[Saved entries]
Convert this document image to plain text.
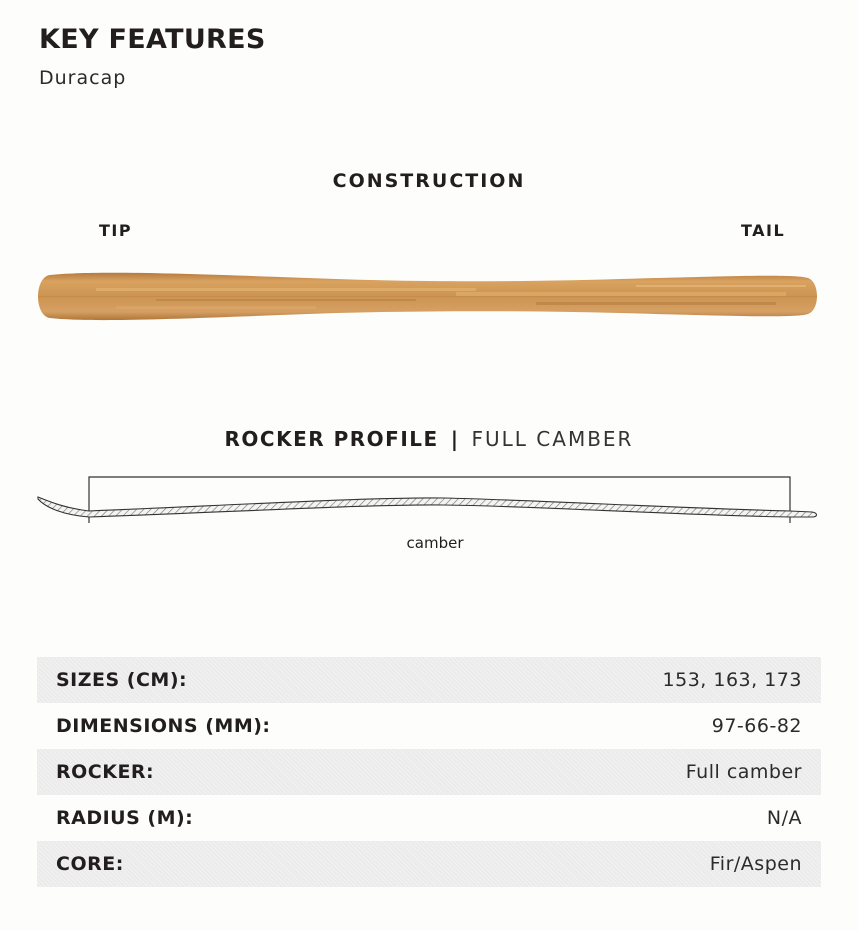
KEY FEATURES
Duracap
CONSTRUCTION
TIP	TAIL
ROCKER PROFILE | FULL CAMBER
camber
SIZES (CM):	153, 163, 173
DIMENSIONS (MM):	97-66-82
ROCKER:	Full camber
RADIUS (M):	N/A
CORE:	Fir/Aspen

- EXERCISE DESCRIPTION:
Identify and copy lines that hold the string "ROCKER".

- FULL RESPONSE:
ROCKER PROFILE | FULL CAMBER
ROCKER:	Full camber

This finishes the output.